WHAT IS NEEDED
Begin at the line with "What data populates this interface?" and output every line through the end of the records, exactly as given. Omit pictures.

(Dataset records on visual material)
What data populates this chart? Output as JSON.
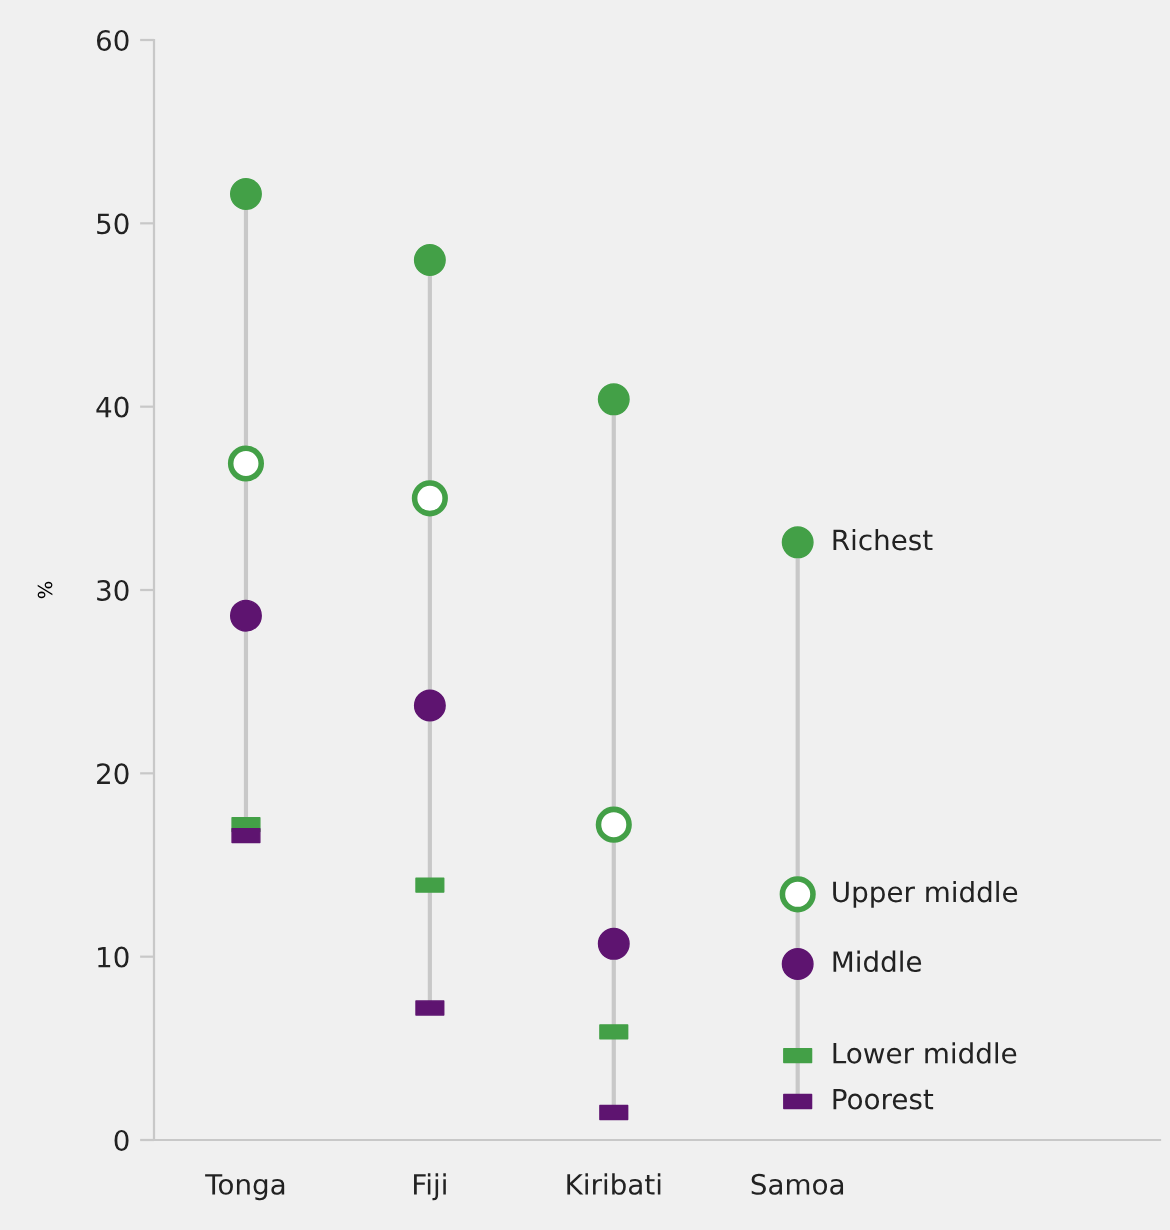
{
  "chart_data": {
    "type": "scatter",
    "ylabel": "%",
    "categories": [
      "Tonga",
      "Fiji",
      "Kiribati",
      "Samoa"
    ],
    "ylim": [
      0,
      60
    ],
    "yticks": [
      0,
      10,
      20,
      30,
      40,
      50,
      60
    ],
    "grid": false,
    "legend": "right",
    "series": [
      {
        "name": "Richest",
        "color": "#43a047",
        "marker": "circle",
        "values": [
          51.6,
          48.0,
          40.4,
          32.6
        ]
      },
      {
        "name": "Upper middle",
        "color": "#43a047",
        "marker": "circle",
        "values": [
          36.9,
          35.0,
          17.2,
          13.4
        ]
      },
      {
        "name": "Middle",
        "color": "#5e1470",
        "marker": "circle",
        "values": [
          28.6,
          23.7,
          10.7,
          9.6
        ]
      },
      {
        "name": "Lower middle",
        "color": "#43a047",
        "marker": "square",
        "values": [
          17.2,
          13.9,
          5.9,
          4.6
        ]
      },
      {
        "name": "Poorest",
        "color": "#5e1470",
        "marker": "square",
        "values": [
          16.6,
          7.2,
          1.5,
          2.1
        ]
      }
    ]
  }
}
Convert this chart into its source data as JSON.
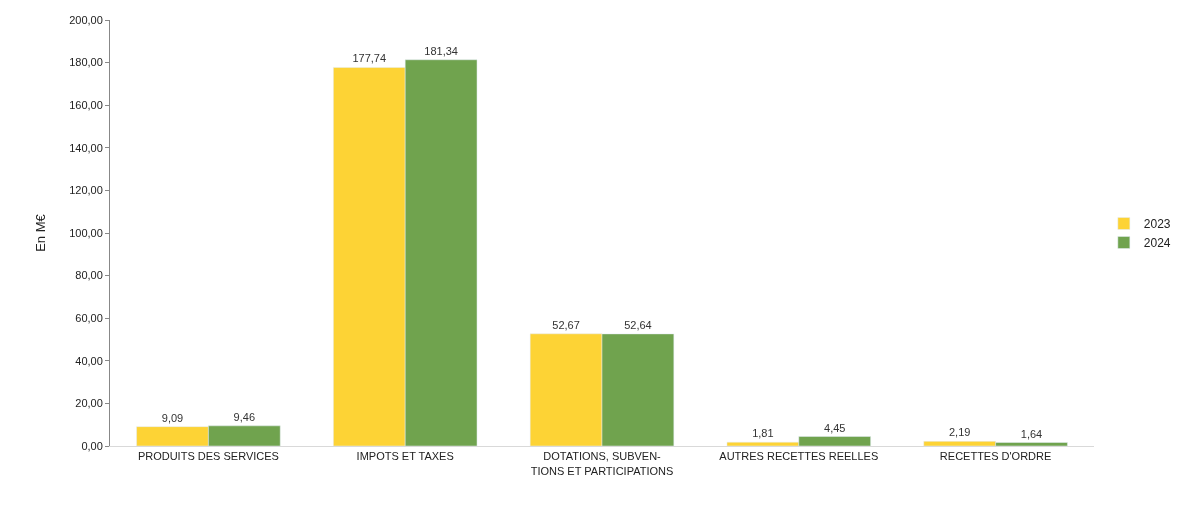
{
  "chart_data": {
    "type": "bar",
    "ylabel": "En M€",
    "categories": [
      "PRODUITS DES SERVICES",
      "IMPOTS ET TAXES",
      "DOTATIONS, SUBVEN-\nTIONS ET PARTICIPATIONS",
      "AUTRES RECETTES REELLES",
      "RECETTES D'ORDRE"
    ],
    "series": [
      {
        "name": "2023",
        "color": "#fdd335",
        "values": [
          9.09,
          177.74,
          52.67,
          1.81,
          2.19
        ],
        "value_labels": [
          "9,09",
          "177,74",
          "52,67",
          "1,81",
          "2,19"
        ]
      },
      {
        "name": "2024",
        "color": "#70a34e",
        "values": [
          9.46,
          181.34,
          52.64,
          4.45,
          1.64
        ],
        "value_labels": [
          "9,46",
          "181,34",
          "52,64",
          "4,45",
          "1,64"
        ]
      }
    ],
    "ylim": [
      0,
      200
    ],
    "yticks": [
      {
        "value": 0,
        "label": "0,00"
      },
      {
        "value": 20,
        "label": "20,00"
      },
      {
        "value": 40,
        "label": "40,00"
      },
      {
        "value": 60,
        "label": "60,00"
      },
      {
        "value": 80,
        "label": "80,00"
      },
      {
        "value": 100,
        "label": "100,00"
      },
      {
        "value": 120,
        "label": "120,00"
      },
      {
        "value": 140,
        "label": "140,00"
      },
      {
        "value": 160,
        "label": "160,00"
      },
      {
        "value": 180,
        "label": "180,00"
      },
      {
        "value": 200,
        "label": "200,00"
      }
    ],
    "legend": "right",
    "grid": false
  }
}
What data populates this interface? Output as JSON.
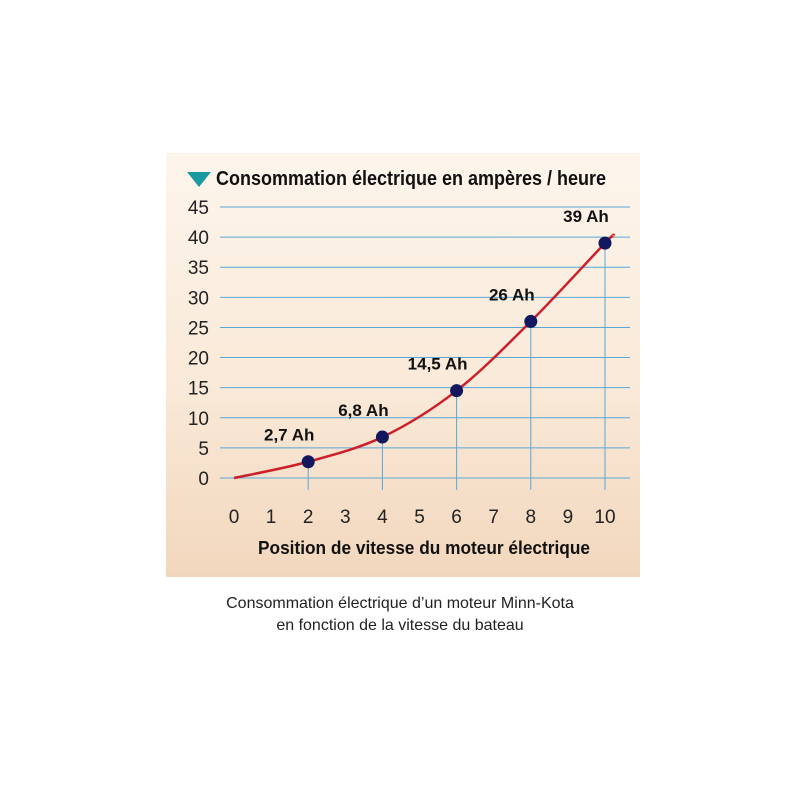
{
  "chart_data": {
    "type": "line",
    "title": "Consommation électrique en ampères / heure",
    "xlabel": "Position de vitesse du moteur électrique",
    "ylabel": "",
    "xlim": [
      0,
      10
    ],
    "ylim": [
      0,
      45
    ],
    "x_ticks": [
      0,
      1,
      2,
      3,
      4,
      5,
      6,
      7,
      8,
      9,
      10
    ],
    "y_ticks": [
      0,
      5,
      10,
      15,
      20,
      25,
      30,
      35,
      40,
      45
    ],
    "grid": "horizontal",
    "series": [
      {
        "x": [
          2,
          4,
          6,
          8,
          10
        ],
        "y": [
          2.7,
          6.8,
          14.5,
          26,
          39
        ],
        "labels": [
          "2,7 Ah",
          "6,8 Ah",
          "14,5 Ah",
          "26 Ah",
          "39 Ah"
        ]
      }
    ],
    "colors": {
      "curve": "#cc1f2a",
      "marker": "#13175e",
      "grid": "#5aa7d6",
      "title_marker": "#1a9a9e"
    }
  },
  "caption": {
    "line1": "Consommation électrique d’un moteur Minn-Kota",
    "line2": "en fonction de la vitesse du bateau"
  }
}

RESULT OF THE TASK
What data populates this interface? Output as JSON.
{
  "chart_data": {
    "type": "line",
    "title": "Consommation électrique en ampères / heure",
    "xlabel": "Position de vitesse du moteur électrique",
    "ylabel": "",
    "xlim": [
      0,
      10
    ],
    "ylim": [
      0,
      45
    ],
    "x_ticks": [
      0,
      1,
      2,
      3,
      4,
      5,
      6,
      7,
      8,
      9,
      10
    ],
    "y_ticks": [
      0,
      5,
      10,
      15,
      20,
      25,
      30,
      35,
      40,
      45
    ],
    "grid": "horizontal",
    "series": [
      {
        "x": [
          2,
          4,
          6,
          8,
          10
        ],
        "y": [
          2.7,
          6.8,
          14.5,
          26,
          39
        ],
        "labels": [
          "2,7 Ah",
          "6,8 Ah",
          "14,5 Ah",
          "26 Ah",
          "39 Ah"
        ]
      }
    ],
    "colors": {
      "curve": "#cc1f2a",
      "marker": "#13175e",
      "grid": "#5aa7d6",
      "title_marker": "#1a9a9e"
    }
  },
  "caption": {
    "line1": "Consommation électrique d’un moteur Minn-Kota",
    "line2": "en fonction de la vitesse du bateau"
  }
}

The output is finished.